▸ Required task:
Tally up the lines below that include the word "mando". Answer with the number alone.

▸ Records for this exercise:
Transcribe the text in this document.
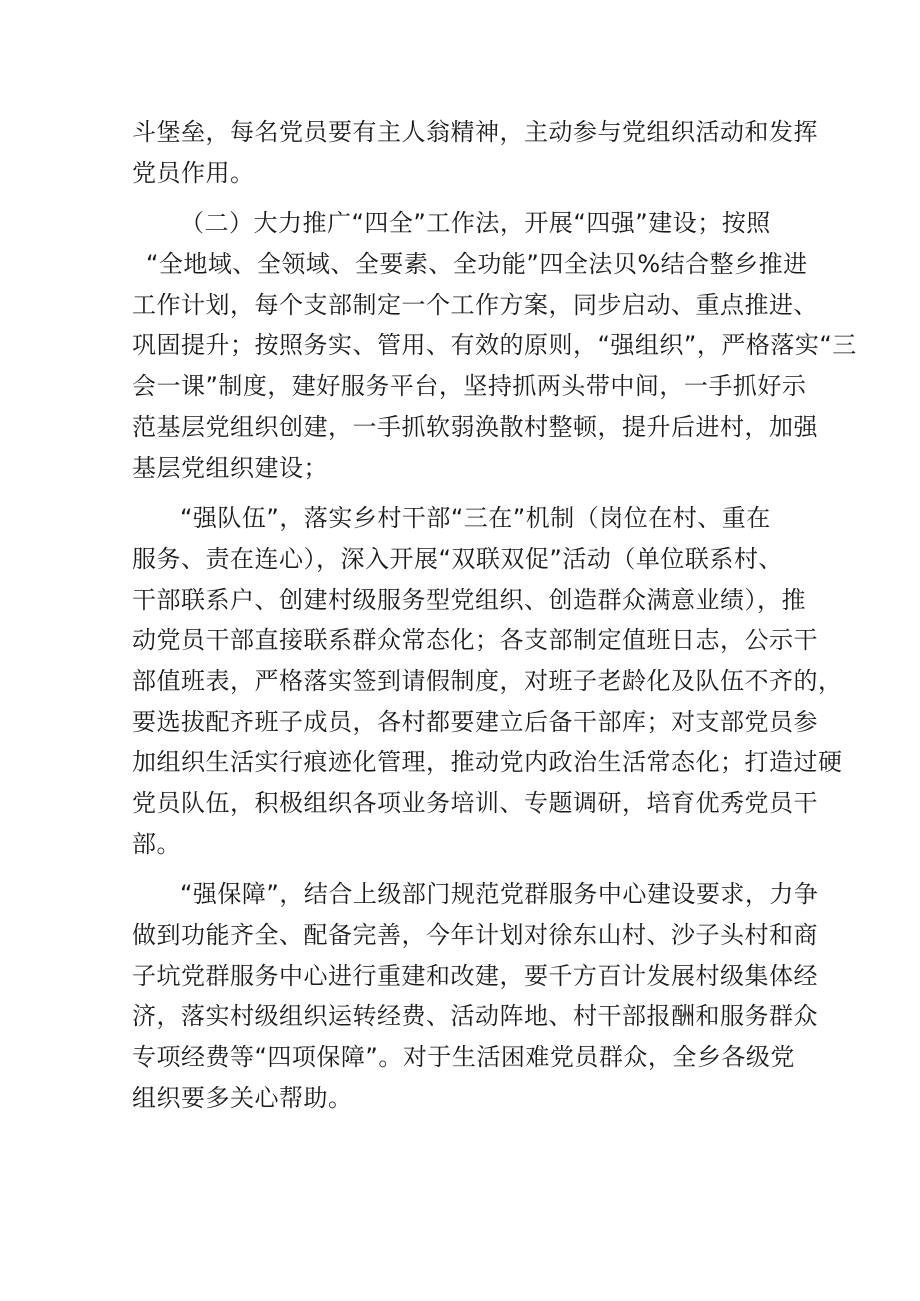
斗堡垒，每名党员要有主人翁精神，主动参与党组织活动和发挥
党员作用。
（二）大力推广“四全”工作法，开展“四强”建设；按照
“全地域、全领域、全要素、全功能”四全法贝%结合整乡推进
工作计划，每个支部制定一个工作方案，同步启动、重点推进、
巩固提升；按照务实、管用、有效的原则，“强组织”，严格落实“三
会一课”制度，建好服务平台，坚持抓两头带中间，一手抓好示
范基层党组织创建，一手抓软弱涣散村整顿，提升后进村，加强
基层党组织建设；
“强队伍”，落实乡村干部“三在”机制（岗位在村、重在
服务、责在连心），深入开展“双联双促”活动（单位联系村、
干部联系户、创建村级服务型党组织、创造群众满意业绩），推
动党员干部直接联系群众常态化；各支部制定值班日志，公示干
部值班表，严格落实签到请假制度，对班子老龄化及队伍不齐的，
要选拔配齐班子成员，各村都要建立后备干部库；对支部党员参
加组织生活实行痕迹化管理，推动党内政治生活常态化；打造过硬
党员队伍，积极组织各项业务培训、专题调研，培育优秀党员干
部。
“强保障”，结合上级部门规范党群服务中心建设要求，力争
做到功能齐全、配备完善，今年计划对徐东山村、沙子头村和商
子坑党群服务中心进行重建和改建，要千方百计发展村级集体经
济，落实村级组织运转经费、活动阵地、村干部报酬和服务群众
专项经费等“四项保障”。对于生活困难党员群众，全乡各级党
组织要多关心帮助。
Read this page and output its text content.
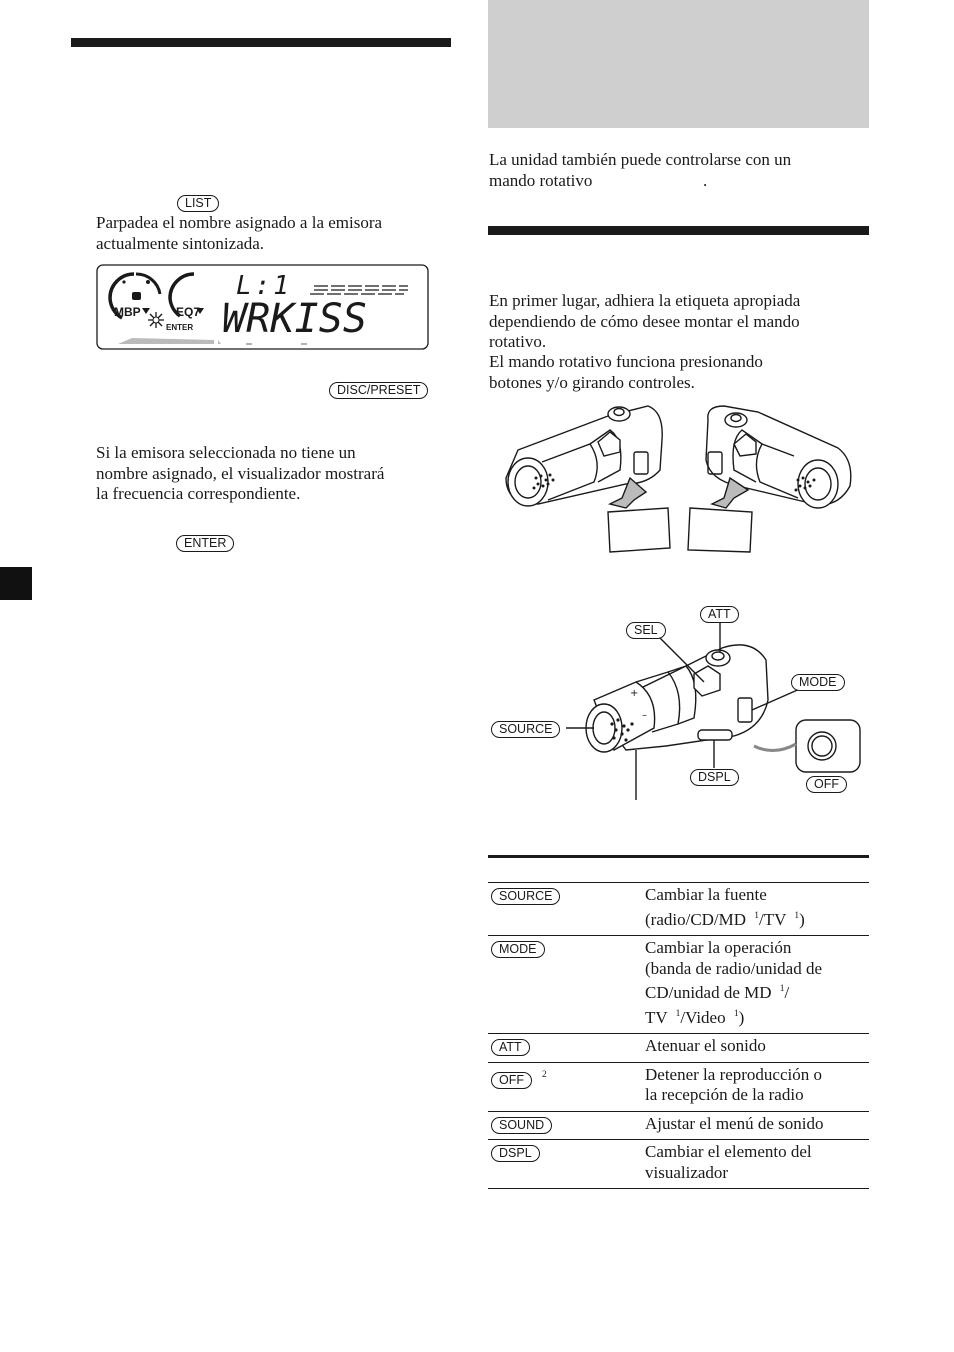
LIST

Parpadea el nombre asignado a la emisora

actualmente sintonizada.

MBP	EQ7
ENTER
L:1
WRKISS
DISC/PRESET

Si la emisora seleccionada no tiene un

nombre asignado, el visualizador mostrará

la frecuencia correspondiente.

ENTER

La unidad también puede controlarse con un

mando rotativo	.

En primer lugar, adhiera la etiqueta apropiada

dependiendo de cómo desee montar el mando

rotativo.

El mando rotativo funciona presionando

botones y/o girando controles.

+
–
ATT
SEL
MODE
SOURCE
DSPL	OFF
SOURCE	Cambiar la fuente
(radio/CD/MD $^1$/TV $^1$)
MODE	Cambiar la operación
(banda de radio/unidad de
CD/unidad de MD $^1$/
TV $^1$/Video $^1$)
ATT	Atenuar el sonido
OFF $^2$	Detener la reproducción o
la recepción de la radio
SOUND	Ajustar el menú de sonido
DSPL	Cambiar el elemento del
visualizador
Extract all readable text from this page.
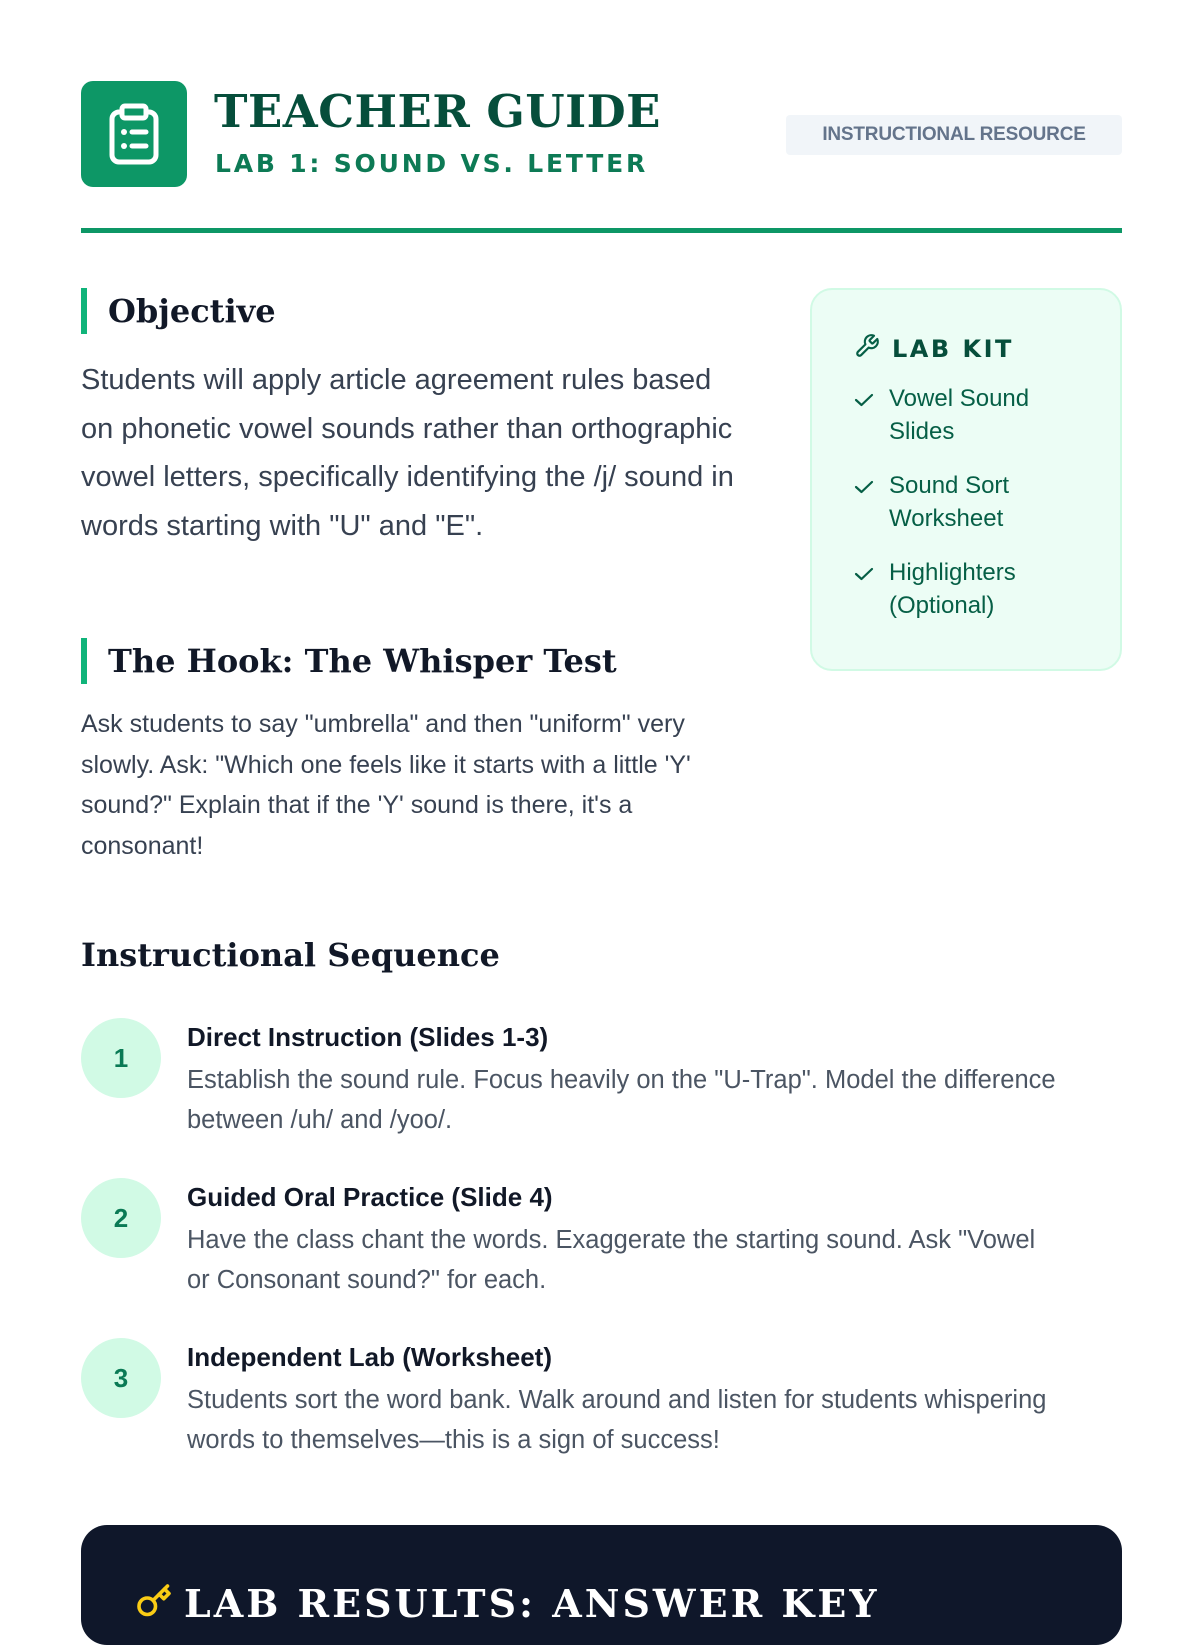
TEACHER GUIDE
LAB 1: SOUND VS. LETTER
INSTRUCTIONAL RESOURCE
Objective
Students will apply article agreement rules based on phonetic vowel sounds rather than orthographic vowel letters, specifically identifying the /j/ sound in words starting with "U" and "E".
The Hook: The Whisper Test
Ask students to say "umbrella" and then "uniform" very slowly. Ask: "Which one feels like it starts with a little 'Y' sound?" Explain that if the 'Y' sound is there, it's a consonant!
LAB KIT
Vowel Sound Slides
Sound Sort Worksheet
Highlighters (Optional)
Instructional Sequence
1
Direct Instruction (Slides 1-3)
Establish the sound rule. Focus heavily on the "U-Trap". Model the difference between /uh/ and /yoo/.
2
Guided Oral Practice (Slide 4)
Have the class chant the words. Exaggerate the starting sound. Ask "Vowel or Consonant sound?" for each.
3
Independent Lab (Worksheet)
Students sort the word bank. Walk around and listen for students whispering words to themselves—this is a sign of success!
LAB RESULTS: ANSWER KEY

▸ Correct response:
3